## Extracted records
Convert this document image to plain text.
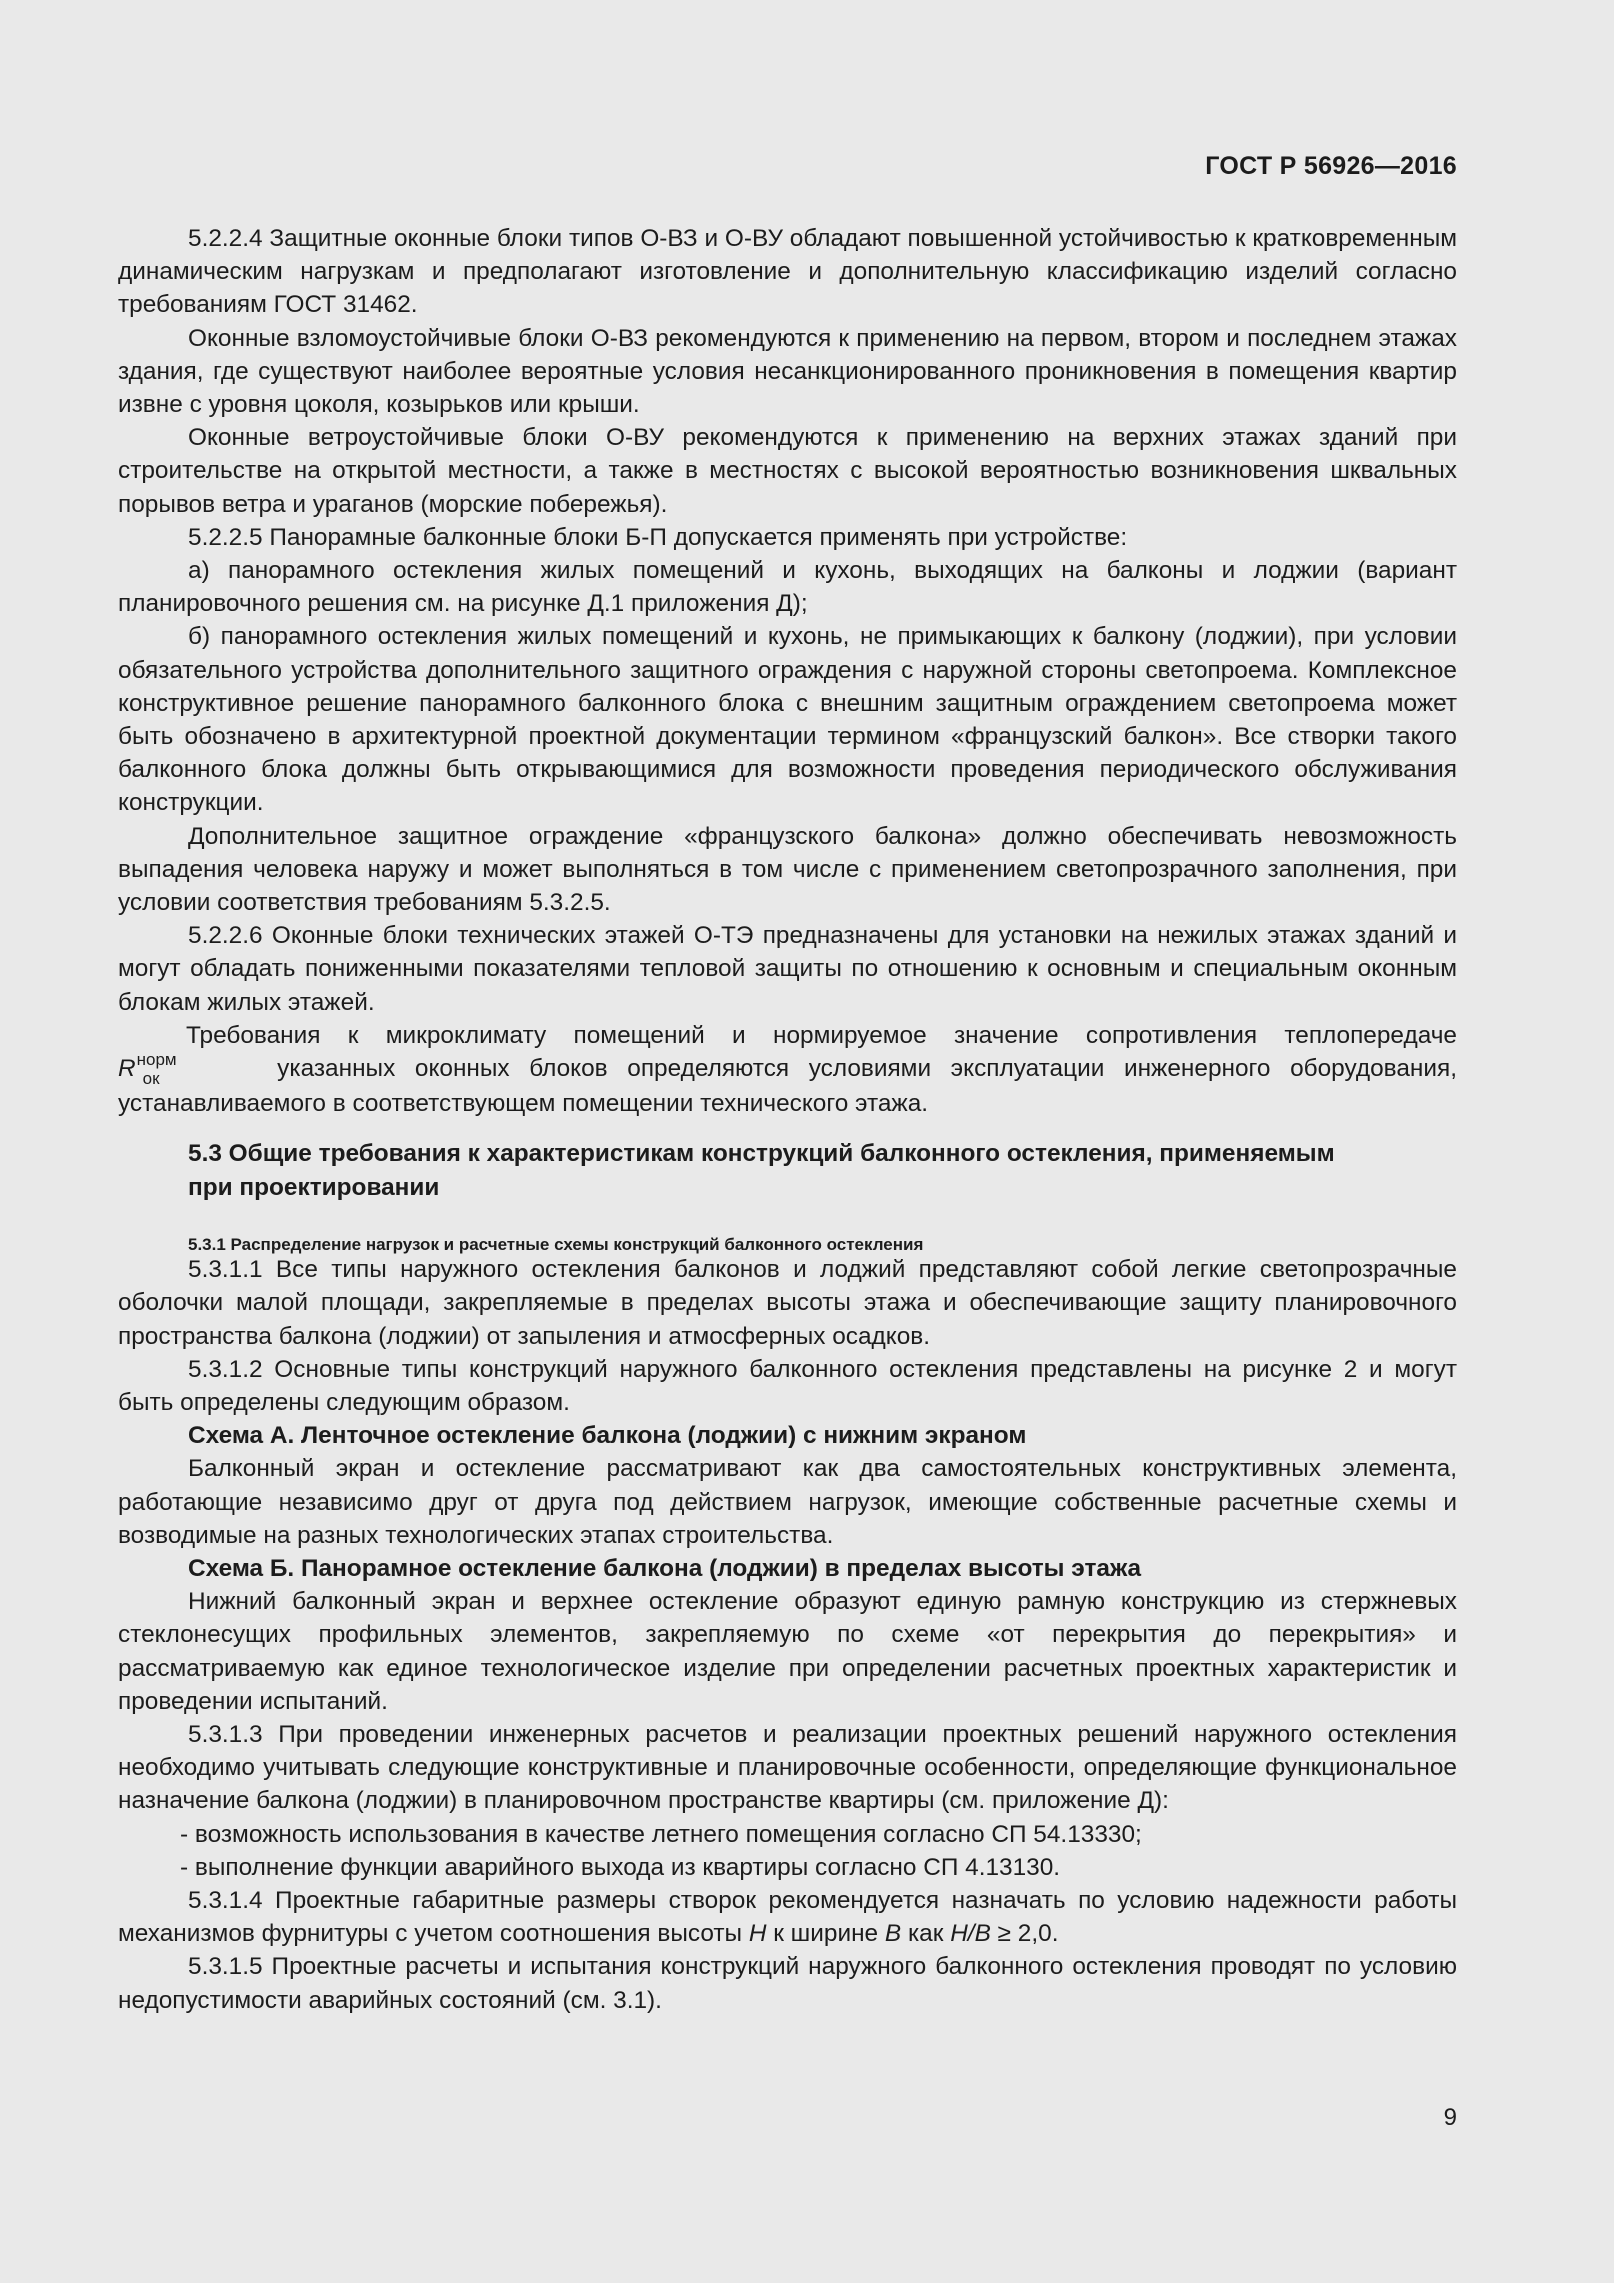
ГОСТ Р 56926—2016

5.2.2.4 Защитные оконные блоки типов О-ВЗ и О-ВУ обладают повышенной устойчивостью к кратковременным динамическим нагрузкам и предполагают изготовление и дополнительную классификацию изделий согласно требованиям ГОСТ 31462.

Оконные взломоустойчивые блоки О-ВЗ рекомендуются к применению на первом, втором и последнем этажах здания, где существуют наиболее вероятные условия несанкционированного проникновения в помещения квартир извне с уровня цоколя, козырьков или крыши.

Оконные ветроустойчивые блоки О-ВУ рекомендуются к применению на верхних этажах зданий при строительстве на открытой местности, а также в местностях с высокой вероятностью возникновения шквальных порывов ветра и ураганов (морские побережья).

5.2.2.5 Панорамные балконные блоки Б-П допускается применять при устройстве:

а) панорамного остекления жилых помещений и кухонь, выходящих на балконы и лоджии (вариант планировочного решения см. на рисунке Д.1 приложения Д);

б) панорамного остекления жилых помещений и кухонь, не примыкающих к балкону (лоджии), при условии обязательного устройства дополнительного защитного ограждения с наружной стороны светопроема. Комплексное конструктивное решение панорамного балконного блока с внешним защитным ограждением светопроема может быть обозначено в архитектурной проектной документации термином «французский балкон». Все створки такого балконного блока должны быть открывающимися для возможности проведения периодического обслуживания конструкции.

Дополнительное защитное ограждение «французского балкона» должно обеспечивать невозможность выпадения человека наружу и может выполняться в том числе с применением светопрозрачного заполнения, при условии соответствия требованиям 5.3.2.5.

5.2.2.6 Оконные блоки технических этажей О-ТЭ предназначены для установки на нежилых этажах зданий и могут обладать пониженными показателями тепловой защиты по отношению к основным и специальным оконным блокам жилых этажей.

Требования к микроклимату помещений и нормируемое значение сопротивления теплопередаче $R^{норм}_{ок}$	указанных оконных блоков определяются условиями эксплуатации инженерного оборудования, устанавливаемого в соответствующем помещении технического этажа.

5.3 Общие требования к характеристикам конструкций балконного остекления, применяемым при проектировании

5.3.1 Распределение нагрузок и расчетные схемы конструкций балконного остекления

5.3.1.1 Все типы наружного остекления балконов и лоджий представляют собой легкие светопрозрачные оболочки малой площади, закрепляемые в пределах высоты этажа и обеспечивающие защиту планировочного пространства балкона (лоджии) от запыления и атмосферных осадков.

5.3.1.2 Основные типы конструкций наружного балконного остекления представлены на рисунке 2 и могут быть определены следующим образом.

Схема А. Ленточное остекление балкона (лоджии) с нижним экраном

Балконный экран и остекление рассматривают как два самостоятельных конструктивных элемента, работающие независимо друг от друга под действием нагрузок, имеющие собственные расчетные схемы и возводимые на разных технологических этапах строительства.

Схема Б. Панорамное остекление балкона (лоджии) в пределах высоты этажа

Нижний балконный экран и верхнее остекление образуют единую рамную конструкцию из стержневых стеклонесущих профильных элементов, закрепляемую по схеме «от перекрытия до перекрытия» и рассматриваемую как единое технологическое изделие при определении расчетных проектных характеристик и проведении испытаний.

5.3.1.3 При проведении инженерных расчетов и реализации проектных решений наружного остекления необходимо учитывать следующие конструктивные и планировочные особенности, определяющие функциональное назначение балкона (лоджии) в планировочном пространстве квартиры (см. приложение Д):

- возможность использования в качестве летнего помещения согласно СП 54.13330;

- выполнение функции аварийного выхода из квартиры согласно СП 4.13130.

5.3.1.4 Проектные габаритные размеры створок рекомендуется назначать по условию надежности работы механизмов фурнитуры с учетом соотношения высоты H к ширине B как H/B ≥ 2,0.

5.3.1.5 Проектные расчеты и испытания конструкций наружного балконного остекления проводят по условию недопустимости аварийных состояний (см. 3.1).

9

## Problem to solve
Pictures in the records must not appear in the copy; transcribe everything else precisely.

## Output of the task
Convert this document image to plain text.
ГОСТ Р 56926—2016

5.2.2.4 Защитные оконные блоки типов О-ВЗ и О-ВУ обладают повышенной устойчивостью к кратковременным динамическим нагрузкам и предполагают изготовление и дополнительную классификацию изделий согласно требованиям ГОСТ 31462.

Оконные взломоустойчивые блоки О-ВЗ рекомендуются к применению на первом, втором и последнем этажах здания, где существуют наиболее вероятные условия несанкционированного проникновения в помещения квартир извне с уровня цоколя, козырьков или крыши.

Оконные ветроустойчивые блоки О-ВУ рекомендуются к применению на верхних этажах зданий при строительстве на открытой местности, а также в местностях с высокой вероятностью возникновения шквальных порывов ветра и ураганов (морские побережья).

5.2.2.5 Панорамные балконные блоки Б-П допускается применять при устройстве:

а) панорамного остекления жилых помещений и кухонь, выходящих на балконы и лоджии (вариант планировочного решения см. на рисунке Д.1 приложения Д);

б) панорамного остекления жилых помещений и кухонь, не примыкающих к балкону (лоджии), при условии обязательного устройства дополнительного защитного ограждения с наружной стороны светопроема. Комплексное конструктивное решение панорамного балконного блока с внешним защитным ограждением светопроема может быть обозначено в архитектурной проектной документации термином «французский балкон». Все створки такого балконного блока должны быть открывающимися для возможности проведения периодического обслуживания конструкции.

Дополнительное защитное ограждение «французского балкона» должно обеспечивать невозможность выпадения человека наружу и может выполняться в том числе с применением светопрозрачного заполнения, при условии соответствия требованиям 5.3.2.5.

5.2.2.6 Оконные блоки технических этажей О-ТЭ предназначены для установки на нежилых этажах зданий и могут обладать пониженными показателями тепловой защиты по отношению к основным и специальным оконным блокам жилых этажей.

Требования к микроклимату помещений и нормируемое значение сопротивления теплопередаче $R^{норм}_{ок}$	указанных оконных блоков определяются условиями эксплуатации инженерного оборудования, устанавливаемого в соответствующем помещении технического этажа.

5.3 Общие требования к характеристикам конструкций балконного остекления, применяемым при проектировании

5.3.1 Распределение нагрузок и расчетные схемы конструкций балконного остекления

5.3.1.1 Все типы наружного остекления балконов и лоджий представляют собой легкие светопрозрачные оболочки малой площади, закрепляемые в пределах высоты этажа и обеспечивающие защиту планировочного пространства балкона (лоджии) от запыления и атмосферных осадков.

5.3.1.2 Основные типы конструкций наружного балконного остекления представлены на рисунке 2 и могут быть определены следующим образом.

Схема А. Ленточное остекление балкона (лоджии) с нижним экраном

Балконный экран и остекление рассматривают как два самостоятельных конструктивных элемента, работающие независимо друг от друга под действием нагрузок, имеющие собственные расчетные схемы и возводимые на разных технологических этапах строительства.

Схема Б. Панорамное остекление балкона (лоджии) в пределах высоты этажа

Нижний балконный экран и верхнее остекление образуют единую рамную конструкцию из стержневых стеклонесущих профильных элементов, закрепляемую по схеме «от перекрытия до перекрытия» и рассматриваемую как единое технологическое изделие при определении расчетных проектных характеристик и проведении испытаний.

5.3.1.3 При проведении инженерных расчетов и реализации проектных решений наружного остекления необходимо учитывать следующие конструктивные и планировочные особенности, определяющие функциональное назначение балкона (лоджии) в планировочном пространстве квартиры (см. приложение Д):

- возможность использования в качестве летнего помещения согласно СП 54.13330;

- выполнение функции аварийного выхода из квартиры согласно СП 4.13130.

5.3.1.4 Проектные габаритные размеры створок рекомендуется назначать по условию надежности работы механизмов фурнитуры с учетом соотношения высоты H к ширине B как H/B ≥ 2,0.

5.3.1.5 Проектные расчеты и испытания конструкций наружного балконного остекления проводят по условию недопустимости аварийных состояний (см. 3.1).

9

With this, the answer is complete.